_PROBLEM TO SOLVE_:
Scan the entries below. List each line with "Project".

-- Start of RECORDS FOR THIS EXERCISE --

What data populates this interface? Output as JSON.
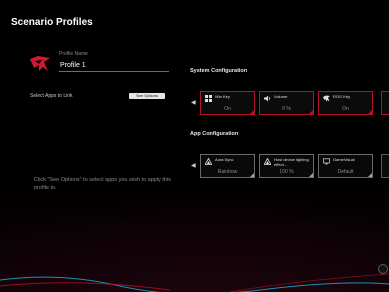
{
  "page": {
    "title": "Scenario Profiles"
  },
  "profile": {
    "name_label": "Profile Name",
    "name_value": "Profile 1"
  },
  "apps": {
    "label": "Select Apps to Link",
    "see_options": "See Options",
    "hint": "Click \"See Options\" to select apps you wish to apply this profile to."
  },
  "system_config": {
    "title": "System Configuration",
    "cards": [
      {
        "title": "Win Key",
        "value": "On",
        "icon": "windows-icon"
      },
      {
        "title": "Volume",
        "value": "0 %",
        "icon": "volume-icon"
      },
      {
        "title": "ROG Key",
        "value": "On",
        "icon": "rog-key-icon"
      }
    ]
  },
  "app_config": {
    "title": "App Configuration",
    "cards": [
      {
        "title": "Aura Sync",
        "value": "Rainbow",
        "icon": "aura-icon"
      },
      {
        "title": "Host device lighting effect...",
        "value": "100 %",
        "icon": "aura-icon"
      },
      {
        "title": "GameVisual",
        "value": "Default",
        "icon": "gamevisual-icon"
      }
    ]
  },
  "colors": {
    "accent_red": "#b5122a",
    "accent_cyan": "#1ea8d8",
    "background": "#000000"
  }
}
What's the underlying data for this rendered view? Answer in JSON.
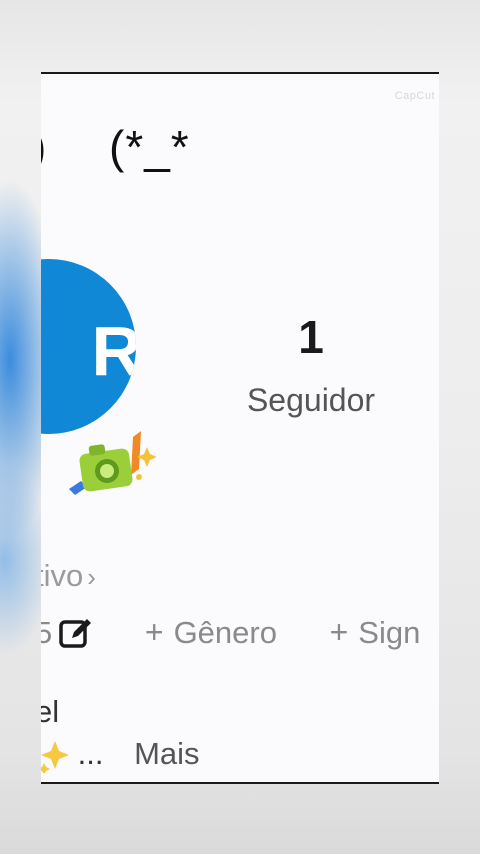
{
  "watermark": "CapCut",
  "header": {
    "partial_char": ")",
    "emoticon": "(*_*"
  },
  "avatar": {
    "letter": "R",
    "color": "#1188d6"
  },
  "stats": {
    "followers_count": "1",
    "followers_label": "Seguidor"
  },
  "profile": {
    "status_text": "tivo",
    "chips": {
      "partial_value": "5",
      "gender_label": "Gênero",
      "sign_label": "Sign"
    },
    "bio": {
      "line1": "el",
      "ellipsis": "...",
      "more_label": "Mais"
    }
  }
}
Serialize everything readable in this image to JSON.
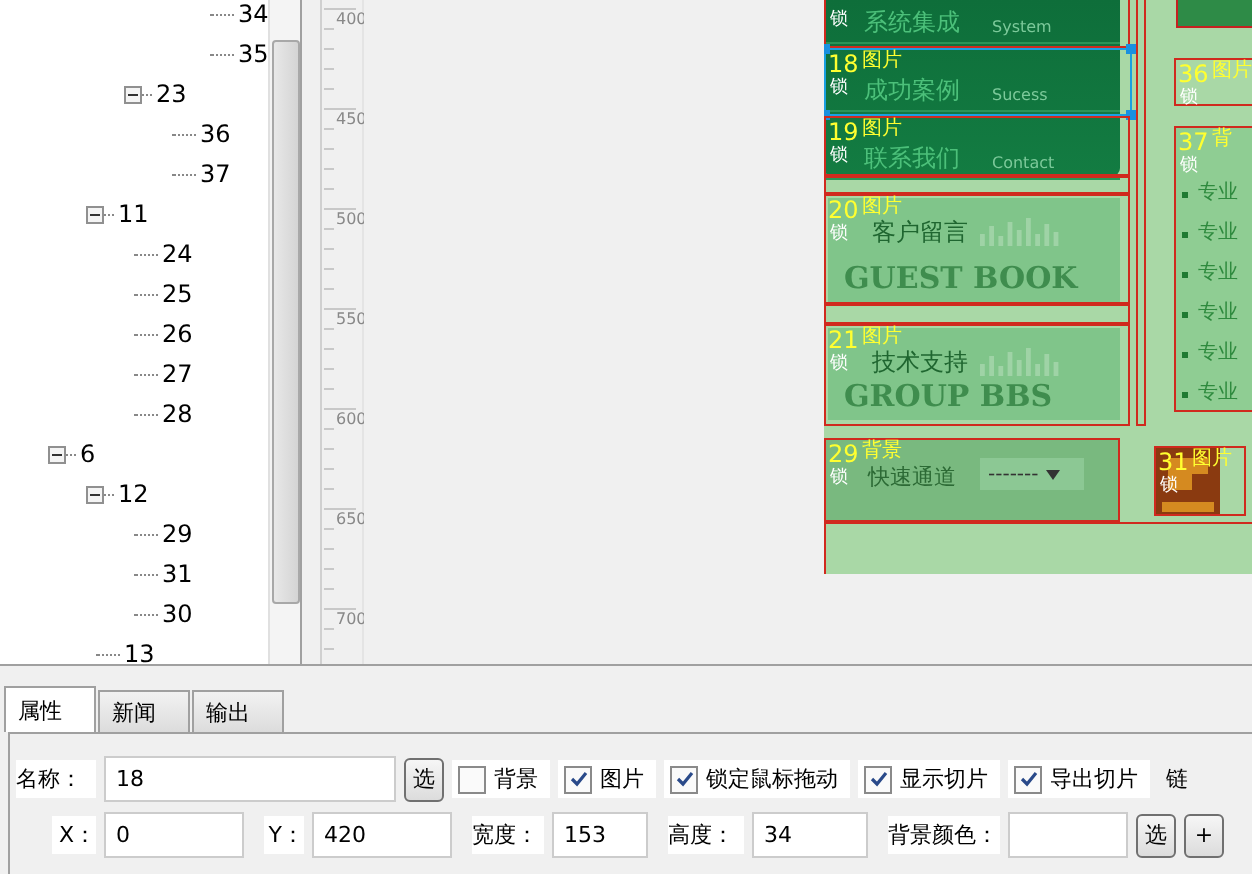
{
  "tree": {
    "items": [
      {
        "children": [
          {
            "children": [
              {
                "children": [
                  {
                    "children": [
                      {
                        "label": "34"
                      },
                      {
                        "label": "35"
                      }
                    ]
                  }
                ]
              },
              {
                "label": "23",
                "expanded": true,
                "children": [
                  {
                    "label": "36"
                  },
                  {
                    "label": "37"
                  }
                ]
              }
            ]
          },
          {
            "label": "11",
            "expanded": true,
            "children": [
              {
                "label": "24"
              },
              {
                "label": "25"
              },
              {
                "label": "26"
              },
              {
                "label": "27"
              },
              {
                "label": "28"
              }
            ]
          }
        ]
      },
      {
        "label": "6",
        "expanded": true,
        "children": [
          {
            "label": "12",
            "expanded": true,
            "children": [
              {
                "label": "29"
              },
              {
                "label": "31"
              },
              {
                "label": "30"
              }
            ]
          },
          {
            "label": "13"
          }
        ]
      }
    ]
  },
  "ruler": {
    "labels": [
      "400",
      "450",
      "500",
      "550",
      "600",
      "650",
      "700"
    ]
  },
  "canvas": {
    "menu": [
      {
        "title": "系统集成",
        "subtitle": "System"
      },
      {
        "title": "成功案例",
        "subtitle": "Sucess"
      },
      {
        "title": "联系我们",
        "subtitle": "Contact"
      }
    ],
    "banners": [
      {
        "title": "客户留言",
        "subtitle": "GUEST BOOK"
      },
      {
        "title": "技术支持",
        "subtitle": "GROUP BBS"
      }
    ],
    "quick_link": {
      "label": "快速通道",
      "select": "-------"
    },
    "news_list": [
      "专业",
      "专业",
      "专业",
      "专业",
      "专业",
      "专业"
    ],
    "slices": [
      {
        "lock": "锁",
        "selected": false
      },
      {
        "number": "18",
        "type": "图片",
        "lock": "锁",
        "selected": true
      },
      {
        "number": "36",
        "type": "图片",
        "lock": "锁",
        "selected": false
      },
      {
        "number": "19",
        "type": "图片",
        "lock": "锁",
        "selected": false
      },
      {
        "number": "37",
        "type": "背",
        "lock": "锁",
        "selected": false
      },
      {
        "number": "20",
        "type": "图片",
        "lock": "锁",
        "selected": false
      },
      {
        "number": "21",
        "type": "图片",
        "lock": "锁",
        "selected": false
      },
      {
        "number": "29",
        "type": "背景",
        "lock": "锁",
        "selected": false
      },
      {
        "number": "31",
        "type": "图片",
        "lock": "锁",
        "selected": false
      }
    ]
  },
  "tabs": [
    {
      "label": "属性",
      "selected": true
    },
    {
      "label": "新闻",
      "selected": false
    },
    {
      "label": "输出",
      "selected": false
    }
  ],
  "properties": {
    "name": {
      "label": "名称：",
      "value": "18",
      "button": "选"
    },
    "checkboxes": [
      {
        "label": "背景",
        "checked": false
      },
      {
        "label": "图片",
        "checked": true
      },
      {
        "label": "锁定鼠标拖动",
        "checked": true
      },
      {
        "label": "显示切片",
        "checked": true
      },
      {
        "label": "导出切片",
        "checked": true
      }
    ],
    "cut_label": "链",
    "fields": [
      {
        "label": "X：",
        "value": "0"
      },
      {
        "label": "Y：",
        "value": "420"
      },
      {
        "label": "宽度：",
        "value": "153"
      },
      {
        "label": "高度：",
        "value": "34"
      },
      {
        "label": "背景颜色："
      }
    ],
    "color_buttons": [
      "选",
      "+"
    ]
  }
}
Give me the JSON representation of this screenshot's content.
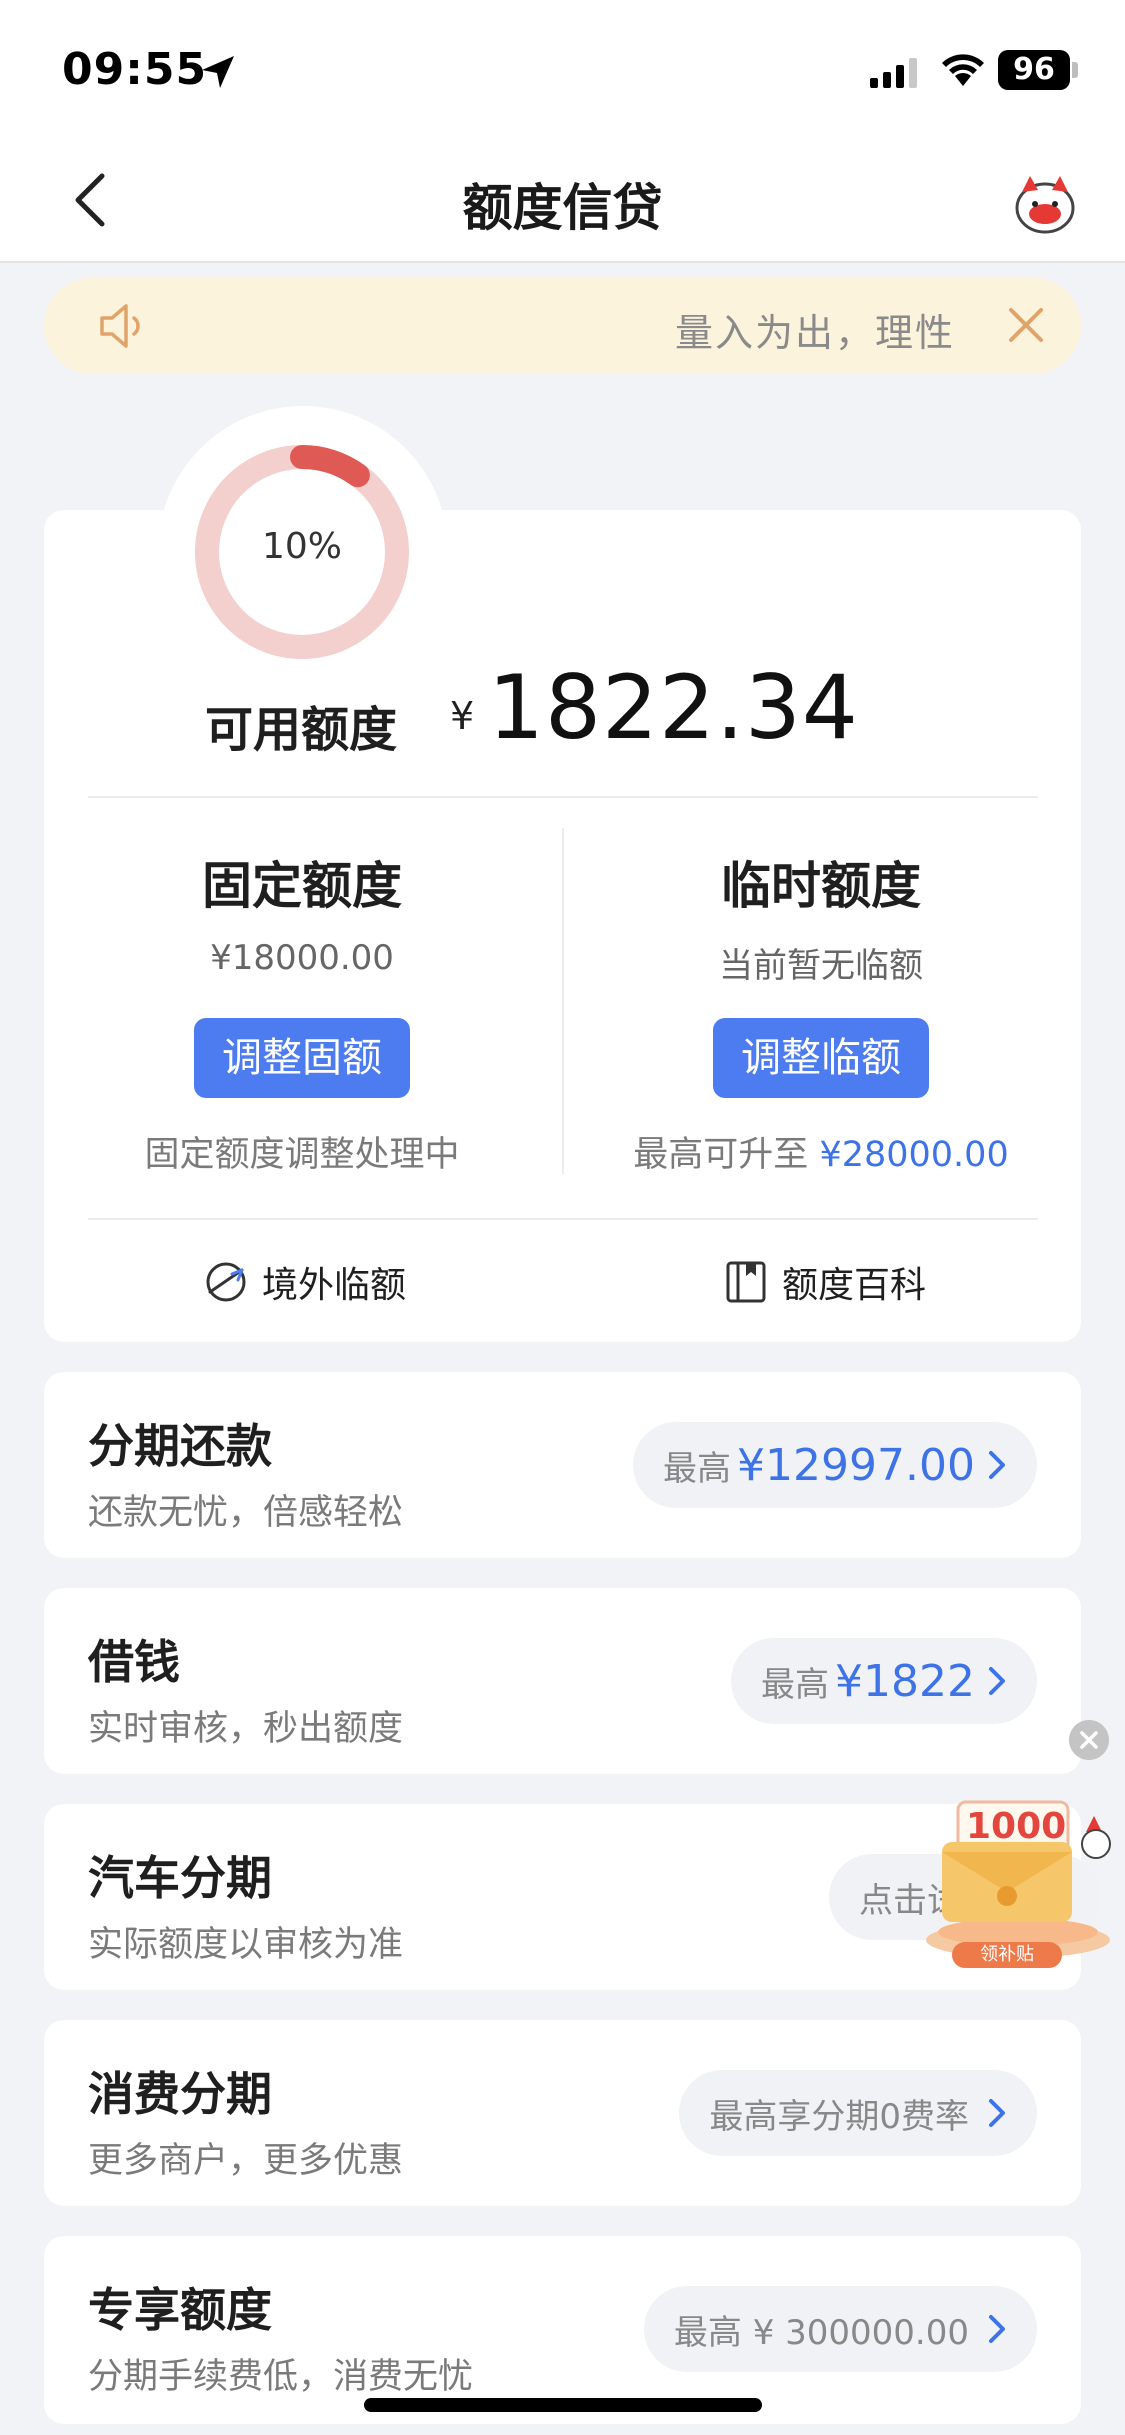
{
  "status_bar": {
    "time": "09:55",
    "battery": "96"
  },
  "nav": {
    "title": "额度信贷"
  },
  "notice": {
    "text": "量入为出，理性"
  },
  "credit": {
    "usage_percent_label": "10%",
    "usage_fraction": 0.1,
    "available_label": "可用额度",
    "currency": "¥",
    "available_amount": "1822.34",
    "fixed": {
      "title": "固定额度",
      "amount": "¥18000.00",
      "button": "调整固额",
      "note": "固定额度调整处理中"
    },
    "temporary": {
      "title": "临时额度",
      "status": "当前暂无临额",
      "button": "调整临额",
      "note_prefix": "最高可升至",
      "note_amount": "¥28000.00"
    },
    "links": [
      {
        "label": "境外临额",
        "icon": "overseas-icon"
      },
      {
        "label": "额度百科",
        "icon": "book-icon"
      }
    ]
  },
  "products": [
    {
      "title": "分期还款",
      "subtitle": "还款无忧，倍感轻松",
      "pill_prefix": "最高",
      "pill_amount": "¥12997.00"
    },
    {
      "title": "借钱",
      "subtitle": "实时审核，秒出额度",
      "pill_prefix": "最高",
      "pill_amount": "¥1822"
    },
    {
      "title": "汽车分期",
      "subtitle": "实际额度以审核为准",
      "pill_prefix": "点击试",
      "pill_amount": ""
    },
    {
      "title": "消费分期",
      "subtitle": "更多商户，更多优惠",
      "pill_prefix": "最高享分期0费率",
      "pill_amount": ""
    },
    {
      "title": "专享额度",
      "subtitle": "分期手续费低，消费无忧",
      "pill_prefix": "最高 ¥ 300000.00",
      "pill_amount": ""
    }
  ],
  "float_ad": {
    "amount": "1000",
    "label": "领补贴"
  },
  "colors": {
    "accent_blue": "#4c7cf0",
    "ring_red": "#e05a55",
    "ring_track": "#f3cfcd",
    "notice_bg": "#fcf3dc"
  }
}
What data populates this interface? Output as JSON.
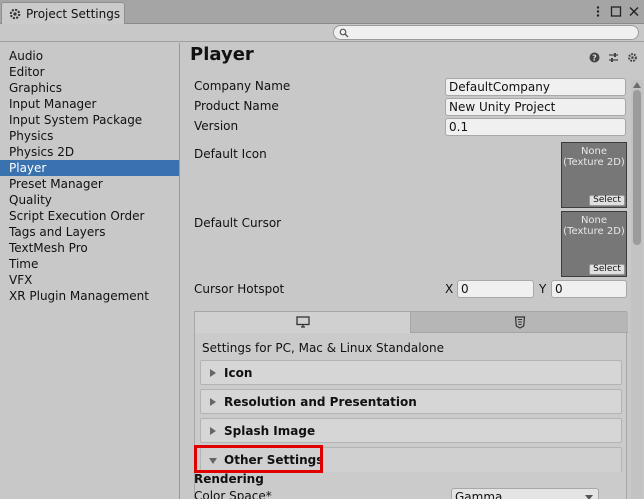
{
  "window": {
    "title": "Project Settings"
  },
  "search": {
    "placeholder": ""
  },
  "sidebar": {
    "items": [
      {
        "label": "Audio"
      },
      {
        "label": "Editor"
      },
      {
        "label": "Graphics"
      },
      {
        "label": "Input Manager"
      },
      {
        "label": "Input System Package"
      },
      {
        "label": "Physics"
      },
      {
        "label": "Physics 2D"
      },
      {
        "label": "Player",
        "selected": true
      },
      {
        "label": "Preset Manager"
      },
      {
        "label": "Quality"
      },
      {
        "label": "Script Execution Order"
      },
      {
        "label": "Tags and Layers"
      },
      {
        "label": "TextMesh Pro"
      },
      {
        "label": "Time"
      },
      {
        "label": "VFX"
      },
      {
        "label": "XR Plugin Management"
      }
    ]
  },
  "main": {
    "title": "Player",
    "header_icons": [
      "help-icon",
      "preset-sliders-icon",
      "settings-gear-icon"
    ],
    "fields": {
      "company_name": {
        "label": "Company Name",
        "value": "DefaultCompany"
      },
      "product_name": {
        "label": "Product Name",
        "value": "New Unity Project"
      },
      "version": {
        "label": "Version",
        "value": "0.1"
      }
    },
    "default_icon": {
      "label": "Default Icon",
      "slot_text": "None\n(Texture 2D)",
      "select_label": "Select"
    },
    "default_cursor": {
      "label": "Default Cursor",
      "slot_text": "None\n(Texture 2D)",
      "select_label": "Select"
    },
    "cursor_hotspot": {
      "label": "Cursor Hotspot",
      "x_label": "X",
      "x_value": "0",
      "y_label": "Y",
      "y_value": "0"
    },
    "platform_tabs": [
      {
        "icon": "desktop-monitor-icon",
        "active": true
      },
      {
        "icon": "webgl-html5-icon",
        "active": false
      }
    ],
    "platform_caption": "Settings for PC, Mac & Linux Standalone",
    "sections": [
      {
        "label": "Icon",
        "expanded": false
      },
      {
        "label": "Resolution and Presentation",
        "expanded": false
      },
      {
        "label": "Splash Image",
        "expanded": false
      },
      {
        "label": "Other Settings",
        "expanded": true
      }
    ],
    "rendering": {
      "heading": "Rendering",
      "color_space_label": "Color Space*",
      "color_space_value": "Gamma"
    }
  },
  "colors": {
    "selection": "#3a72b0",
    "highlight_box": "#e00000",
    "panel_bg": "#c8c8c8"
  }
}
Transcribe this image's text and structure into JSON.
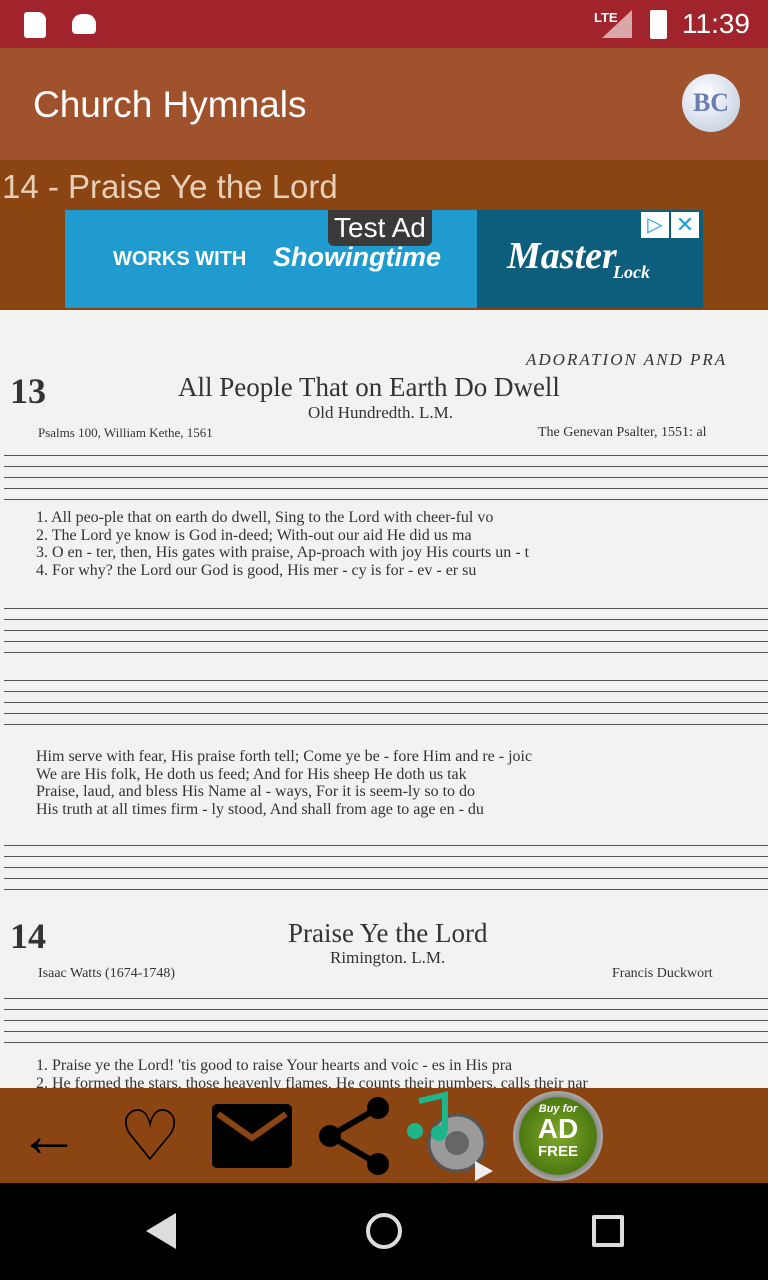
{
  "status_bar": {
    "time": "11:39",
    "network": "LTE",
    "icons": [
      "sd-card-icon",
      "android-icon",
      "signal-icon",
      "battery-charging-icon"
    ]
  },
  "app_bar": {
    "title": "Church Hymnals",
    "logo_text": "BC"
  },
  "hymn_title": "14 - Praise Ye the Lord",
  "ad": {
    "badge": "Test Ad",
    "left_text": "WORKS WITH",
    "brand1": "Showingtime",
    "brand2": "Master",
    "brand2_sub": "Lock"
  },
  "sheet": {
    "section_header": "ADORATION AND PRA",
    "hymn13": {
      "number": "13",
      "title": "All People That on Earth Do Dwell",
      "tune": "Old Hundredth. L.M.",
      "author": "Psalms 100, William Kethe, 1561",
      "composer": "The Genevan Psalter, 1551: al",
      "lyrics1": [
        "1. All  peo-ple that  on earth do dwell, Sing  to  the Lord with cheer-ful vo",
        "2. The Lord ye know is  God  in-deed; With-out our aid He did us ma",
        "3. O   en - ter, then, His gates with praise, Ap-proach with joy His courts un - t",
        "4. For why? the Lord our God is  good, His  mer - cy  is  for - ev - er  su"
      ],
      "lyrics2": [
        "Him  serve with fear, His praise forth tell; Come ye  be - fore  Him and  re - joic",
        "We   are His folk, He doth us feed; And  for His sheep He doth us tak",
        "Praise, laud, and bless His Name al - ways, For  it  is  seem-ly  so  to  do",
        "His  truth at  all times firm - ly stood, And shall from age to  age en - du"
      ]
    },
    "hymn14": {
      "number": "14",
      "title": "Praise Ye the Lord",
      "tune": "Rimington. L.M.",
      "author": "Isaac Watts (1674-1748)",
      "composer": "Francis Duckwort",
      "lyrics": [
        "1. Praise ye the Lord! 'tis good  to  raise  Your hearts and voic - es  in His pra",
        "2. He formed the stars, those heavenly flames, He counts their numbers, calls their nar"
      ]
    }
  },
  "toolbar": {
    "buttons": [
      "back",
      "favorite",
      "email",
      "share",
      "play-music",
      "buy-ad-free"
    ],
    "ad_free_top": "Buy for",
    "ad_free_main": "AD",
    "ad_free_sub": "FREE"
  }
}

-- End of RECORDS FOR THIS EXERCISE --

_FULL OUTPUT_:
    "title": "Project Settings"
        "value": "New Unity Project"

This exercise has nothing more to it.